### The exercise
Your reply should be a single number: how many lines contain the string "showing".
─── Raw data ───
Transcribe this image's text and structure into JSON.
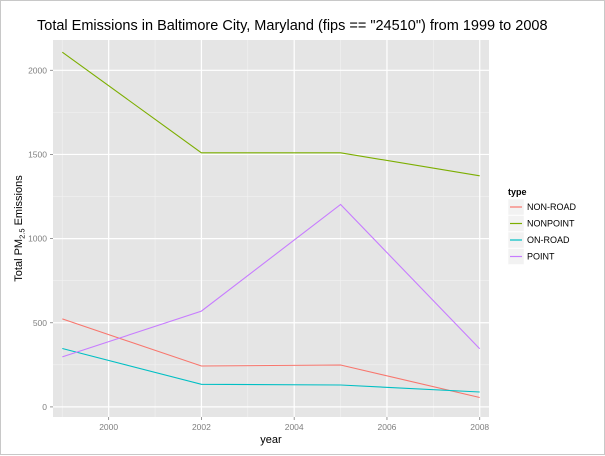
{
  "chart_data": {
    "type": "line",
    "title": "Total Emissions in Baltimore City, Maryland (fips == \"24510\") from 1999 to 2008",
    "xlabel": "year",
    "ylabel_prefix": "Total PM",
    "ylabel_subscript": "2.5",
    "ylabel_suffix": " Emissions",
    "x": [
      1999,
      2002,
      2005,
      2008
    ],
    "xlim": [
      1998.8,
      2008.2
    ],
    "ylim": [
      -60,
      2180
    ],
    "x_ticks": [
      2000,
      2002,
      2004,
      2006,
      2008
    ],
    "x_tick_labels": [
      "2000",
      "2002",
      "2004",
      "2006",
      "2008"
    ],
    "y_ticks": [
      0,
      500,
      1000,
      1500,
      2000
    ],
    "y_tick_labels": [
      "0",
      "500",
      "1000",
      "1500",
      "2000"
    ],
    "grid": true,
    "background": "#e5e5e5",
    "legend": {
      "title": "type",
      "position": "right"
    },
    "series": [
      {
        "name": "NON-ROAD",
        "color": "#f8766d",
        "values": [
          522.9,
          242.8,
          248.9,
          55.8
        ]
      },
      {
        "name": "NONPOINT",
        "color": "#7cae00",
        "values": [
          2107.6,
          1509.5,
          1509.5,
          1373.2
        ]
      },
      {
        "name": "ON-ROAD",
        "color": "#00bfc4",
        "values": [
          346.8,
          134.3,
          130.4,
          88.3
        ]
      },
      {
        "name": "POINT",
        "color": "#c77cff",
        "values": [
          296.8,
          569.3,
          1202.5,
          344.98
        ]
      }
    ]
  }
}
───
─── Raw data ───
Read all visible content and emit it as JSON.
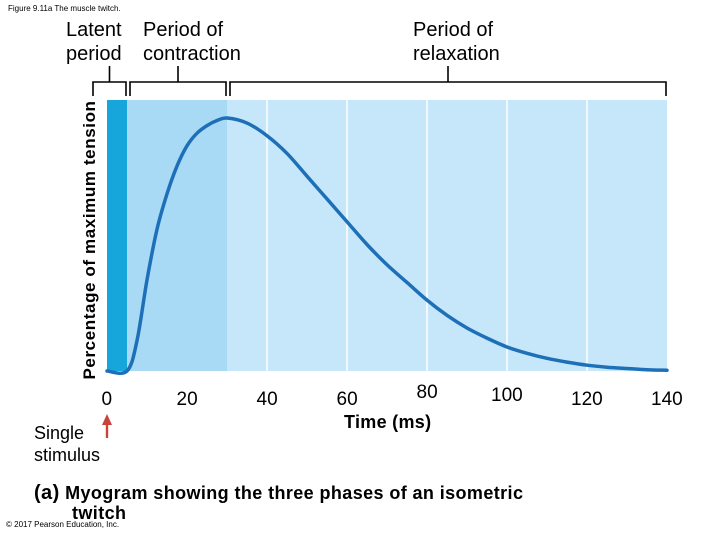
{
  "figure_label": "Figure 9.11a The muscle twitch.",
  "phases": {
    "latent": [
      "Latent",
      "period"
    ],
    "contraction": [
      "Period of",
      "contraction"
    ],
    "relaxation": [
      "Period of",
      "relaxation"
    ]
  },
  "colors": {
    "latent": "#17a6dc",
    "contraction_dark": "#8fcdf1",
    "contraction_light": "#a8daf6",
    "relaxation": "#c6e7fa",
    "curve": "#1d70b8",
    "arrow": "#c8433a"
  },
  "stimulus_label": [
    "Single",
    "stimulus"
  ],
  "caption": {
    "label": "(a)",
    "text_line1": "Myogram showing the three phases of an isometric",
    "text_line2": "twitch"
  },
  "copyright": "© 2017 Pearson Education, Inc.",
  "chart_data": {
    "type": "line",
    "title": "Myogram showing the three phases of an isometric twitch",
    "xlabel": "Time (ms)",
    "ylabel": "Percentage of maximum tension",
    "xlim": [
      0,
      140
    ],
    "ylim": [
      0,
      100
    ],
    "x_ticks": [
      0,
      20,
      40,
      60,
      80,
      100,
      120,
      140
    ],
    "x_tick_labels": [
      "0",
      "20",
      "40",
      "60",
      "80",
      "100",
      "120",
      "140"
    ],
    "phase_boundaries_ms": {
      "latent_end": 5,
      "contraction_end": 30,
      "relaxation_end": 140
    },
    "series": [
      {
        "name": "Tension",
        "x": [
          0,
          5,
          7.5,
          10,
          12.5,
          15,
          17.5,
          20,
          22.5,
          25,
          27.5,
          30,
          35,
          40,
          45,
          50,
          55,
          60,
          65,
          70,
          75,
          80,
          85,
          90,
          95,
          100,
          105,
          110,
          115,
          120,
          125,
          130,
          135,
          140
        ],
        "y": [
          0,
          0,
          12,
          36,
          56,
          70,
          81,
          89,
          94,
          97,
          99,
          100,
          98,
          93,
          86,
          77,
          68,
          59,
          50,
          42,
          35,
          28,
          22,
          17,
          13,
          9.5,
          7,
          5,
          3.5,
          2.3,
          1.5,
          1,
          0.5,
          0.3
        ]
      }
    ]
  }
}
───
### Correct answer
2